Source records:
━━━━━━━━━━━━━━━━
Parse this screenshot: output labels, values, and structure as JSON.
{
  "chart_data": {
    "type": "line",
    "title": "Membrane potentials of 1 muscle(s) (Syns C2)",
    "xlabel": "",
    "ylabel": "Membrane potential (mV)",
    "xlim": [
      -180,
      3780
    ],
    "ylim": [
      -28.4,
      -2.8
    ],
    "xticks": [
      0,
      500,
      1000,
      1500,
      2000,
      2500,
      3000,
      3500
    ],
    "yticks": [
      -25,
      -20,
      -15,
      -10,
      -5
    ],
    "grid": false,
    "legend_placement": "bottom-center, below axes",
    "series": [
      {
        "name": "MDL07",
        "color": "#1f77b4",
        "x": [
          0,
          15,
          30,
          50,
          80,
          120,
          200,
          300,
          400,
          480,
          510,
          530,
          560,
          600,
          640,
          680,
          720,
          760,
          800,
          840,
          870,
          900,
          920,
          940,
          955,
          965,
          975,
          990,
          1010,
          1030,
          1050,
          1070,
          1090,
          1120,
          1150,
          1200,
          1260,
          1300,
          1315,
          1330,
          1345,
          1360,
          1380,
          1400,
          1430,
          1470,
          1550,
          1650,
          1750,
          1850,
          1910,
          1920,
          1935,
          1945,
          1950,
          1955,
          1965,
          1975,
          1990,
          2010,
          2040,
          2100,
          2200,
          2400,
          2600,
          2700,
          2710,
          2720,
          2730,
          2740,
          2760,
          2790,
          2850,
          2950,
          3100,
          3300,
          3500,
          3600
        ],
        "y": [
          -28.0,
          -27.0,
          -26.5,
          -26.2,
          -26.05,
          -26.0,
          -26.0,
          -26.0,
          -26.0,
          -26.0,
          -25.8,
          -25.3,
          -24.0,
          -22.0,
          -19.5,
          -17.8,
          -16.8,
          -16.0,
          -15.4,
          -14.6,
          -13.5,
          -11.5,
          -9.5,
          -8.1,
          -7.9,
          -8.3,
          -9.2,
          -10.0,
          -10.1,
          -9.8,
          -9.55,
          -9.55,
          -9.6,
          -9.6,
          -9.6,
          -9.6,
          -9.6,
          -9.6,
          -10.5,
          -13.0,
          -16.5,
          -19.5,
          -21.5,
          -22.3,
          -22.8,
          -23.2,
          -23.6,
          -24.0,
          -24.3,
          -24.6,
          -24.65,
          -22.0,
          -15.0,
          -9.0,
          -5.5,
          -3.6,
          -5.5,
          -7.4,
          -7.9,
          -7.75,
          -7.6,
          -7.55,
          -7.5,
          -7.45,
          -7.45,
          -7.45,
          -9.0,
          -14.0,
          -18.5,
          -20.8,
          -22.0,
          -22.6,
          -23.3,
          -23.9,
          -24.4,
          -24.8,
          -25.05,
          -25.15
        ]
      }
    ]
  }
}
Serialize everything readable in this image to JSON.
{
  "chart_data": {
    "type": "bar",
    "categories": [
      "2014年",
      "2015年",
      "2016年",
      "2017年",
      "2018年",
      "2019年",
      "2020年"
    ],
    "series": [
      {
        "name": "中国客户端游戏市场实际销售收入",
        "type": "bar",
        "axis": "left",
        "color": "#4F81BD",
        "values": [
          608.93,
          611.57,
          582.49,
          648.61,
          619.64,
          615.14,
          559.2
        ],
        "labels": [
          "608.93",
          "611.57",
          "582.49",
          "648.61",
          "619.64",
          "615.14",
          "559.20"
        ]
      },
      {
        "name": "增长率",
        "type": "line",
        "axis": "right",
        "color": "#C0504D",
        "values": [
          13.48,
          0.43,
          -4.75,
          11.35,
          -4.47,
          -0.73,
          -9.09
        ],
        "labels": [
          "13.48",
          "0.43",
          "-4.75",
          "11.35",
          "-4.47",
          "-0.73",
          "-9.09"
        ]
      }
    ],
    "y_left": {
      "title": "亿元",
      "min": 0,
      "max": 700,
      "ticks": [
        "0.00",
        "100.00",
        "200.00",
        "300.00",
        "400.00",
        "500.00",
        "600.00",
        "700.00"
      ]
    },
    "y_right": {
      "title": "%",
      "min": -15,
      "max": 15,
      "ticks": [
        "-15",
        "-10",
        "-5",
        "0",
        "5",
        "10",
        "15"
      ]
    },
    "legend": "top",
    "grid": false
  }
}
━━━━━━━━━━━━━━━━
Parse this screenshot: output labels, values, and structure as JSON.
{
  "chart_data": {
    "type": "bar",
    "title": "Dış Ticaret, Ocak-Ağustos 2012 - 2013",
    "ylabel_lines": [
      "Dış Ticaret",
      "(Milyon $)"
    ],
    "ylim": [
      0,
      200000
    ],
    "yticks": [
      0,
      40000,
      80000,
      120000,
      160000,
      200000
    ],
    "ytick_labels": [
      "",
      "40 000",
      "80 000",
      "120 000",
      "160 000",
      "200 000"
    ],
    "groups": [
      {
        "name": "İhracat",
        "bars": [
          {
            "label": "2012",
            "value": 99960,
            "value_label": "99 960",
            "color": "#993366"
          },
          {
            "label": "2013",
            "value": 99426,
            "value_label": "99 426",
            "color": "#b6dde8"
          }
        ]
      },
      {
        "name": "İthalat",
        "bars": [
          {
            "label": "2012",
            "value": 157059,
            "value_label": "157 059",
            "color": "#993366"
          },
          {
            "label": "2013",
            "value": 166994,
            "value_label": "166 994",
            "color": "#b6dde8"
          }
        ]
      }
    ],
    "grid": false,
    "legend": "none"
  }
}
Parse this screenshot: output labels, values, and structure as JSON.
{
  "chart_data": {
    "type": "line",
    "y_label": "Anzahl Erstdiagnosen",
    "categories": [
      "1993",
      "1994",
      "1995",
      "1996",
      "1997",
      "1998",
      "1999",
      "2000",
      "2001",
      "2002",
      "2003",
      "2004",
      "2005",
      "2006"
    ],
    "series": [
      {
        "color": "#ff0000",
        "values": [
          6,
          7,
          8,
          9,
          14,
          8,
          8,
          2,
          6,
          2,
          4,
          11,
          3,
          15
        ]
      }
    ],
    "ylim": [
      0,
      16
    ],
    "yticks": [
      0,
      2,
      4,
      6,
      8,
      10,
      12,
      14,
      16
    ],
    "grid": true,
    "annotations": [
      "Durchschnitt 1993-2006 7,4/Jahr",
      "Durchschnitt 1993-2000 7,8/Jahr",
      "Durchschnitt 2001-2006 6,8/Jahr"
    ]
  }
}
━━━━━━━━━━━━━━━━
• _PROBLEM DESCRIPTION_
Locate the lines above that hold the word "color". Show every one of them.

• _OUTPUT_
        "color": "#1f77b4",
        "color": "#4F81BD",
        "color": "#C0504D",
            "color": "#993366"
            "color": "#b6dde8"
            "color": "#993366"
            "color": "#b6dde8"
        "color": "#ff0000",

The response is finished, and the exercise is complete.